● Data entries
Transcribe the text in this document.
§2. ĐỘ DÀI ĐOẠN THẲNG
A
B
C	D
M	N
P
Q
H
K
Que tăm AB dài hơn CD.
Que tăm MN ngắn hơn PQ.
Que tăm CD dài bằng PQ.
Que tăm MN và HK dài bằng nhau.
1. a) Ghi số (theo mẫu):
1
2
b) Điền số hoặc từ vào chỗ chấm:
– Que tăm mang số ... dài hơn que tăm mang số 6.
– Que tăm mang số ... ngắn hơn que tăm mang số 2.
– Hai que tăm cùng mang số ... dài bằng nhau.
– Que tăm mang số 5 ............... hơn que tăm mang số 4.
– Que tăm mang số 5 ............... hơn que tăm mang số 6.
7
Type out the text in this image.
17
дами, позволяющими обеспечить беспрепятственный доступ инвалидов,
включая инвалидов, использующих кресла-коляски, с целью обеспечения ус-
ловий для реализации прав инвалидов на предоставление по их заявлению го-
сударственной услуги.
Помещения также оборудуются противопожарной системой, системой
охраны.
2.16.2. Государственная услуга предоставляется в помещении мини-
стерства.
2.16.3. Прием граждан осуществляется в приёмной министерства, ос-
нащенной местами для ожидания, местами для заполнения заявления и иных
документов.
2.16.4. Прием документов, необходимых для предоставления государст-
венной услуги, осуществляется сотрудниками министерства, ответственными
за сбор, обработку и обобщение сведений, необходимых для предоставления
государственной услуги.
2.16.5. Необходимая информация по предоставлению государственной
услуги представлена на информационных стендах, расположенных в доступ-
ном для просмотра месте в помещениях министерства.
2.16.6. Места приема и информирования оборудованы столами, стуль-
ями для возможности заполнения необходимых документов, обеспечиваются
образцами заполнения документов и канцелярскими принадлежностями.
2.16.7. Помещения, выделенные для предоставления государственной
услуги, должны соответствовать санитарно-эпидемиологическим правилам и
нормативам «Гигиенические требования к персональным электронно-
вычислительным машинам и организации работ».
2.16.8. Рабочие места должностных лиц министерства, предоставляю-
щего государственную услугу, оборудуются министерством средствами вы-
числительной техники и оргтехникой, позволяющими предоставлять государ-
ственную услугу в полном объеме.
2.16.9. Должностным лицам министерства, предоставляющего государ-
* * *
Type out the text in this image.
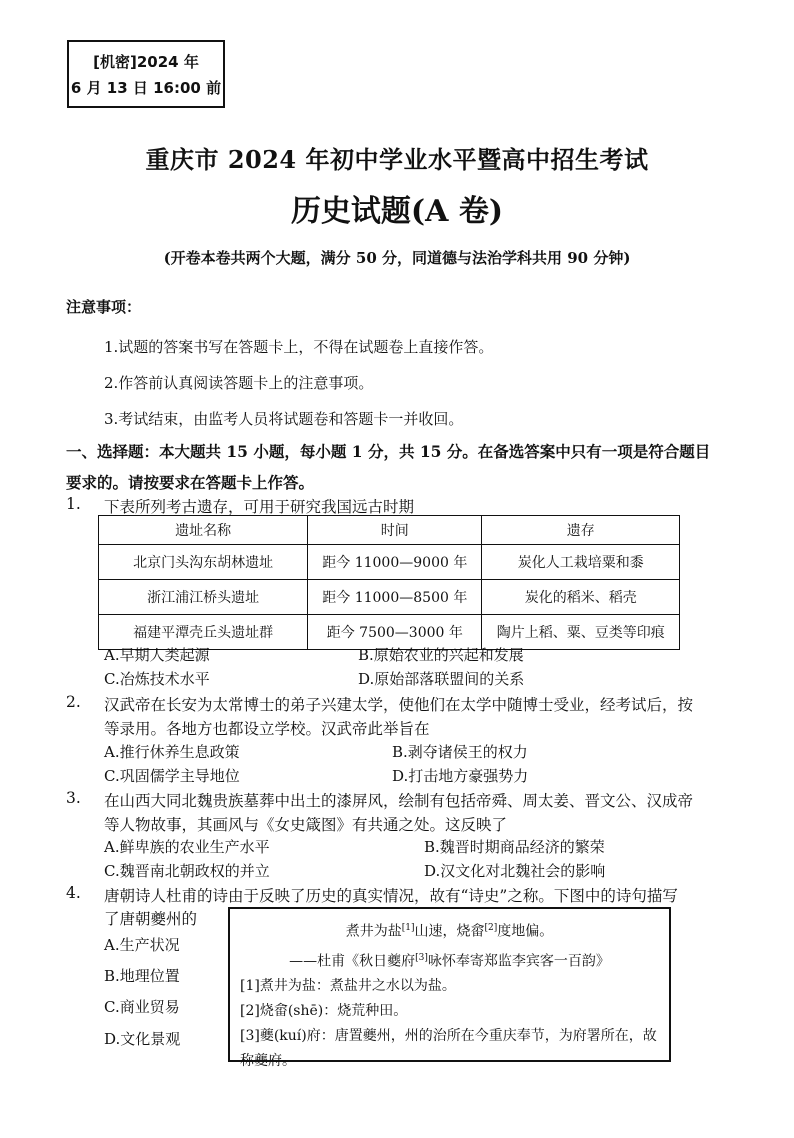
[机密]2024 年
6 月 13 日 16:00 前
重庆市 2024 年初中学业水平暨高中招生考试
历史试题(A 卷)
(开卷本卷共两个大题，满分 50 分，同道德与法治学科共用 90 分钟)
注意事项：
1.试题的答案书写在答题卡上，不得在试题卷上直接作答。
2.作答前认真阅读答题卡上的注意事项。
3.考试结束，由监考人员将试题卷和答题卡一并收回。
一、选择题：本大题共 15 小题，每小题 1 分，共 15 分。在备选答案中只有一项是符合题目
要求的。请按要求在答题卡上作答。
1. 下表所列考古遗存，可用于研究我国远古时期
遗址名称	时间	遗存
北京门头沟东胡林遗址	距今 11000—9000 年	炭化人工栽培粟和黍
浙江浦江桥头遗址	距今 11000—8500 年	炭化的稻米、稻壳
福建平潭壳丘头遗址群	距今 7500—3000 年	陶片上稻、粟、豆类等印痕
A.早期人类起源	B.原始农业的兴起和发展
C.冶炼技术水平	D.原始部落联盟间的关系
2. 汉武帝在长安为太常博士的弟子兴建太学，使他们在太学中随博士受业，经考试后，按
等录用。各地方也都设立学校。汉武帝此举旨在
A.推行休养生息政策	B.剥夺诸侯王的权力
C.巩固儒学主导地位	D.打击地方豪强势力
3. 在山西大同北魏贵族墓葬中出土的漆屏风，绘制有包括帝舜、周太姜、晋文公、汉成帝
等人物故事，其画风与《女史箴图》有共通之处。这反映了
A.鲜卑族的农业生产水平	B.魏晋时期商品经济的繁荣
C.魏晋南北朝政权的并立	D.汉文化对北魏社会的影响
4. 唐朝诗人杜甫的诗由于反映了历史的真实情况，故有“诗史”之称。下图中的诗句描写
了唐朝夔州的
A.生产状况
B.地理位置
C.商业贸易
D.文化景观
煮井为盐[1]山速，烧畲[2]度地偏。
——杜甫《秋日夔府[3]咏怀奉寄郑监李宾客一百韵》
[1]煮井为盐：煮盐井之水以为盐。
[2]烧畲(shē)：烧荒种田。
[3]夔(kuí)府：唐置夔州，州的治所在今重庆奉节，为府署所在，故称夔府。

● Set task
Find the lines containing "услуги" and pull them out.

● Finished task
сударственной услуги.
венной услуги, осуществляется сотрудниками министерства, ответственными
государственной услуги.
услуги представлена на информационных стендах, расположенных в доступ-
услуги, должны соответствовать санитарно-эпидемиологическим правилам и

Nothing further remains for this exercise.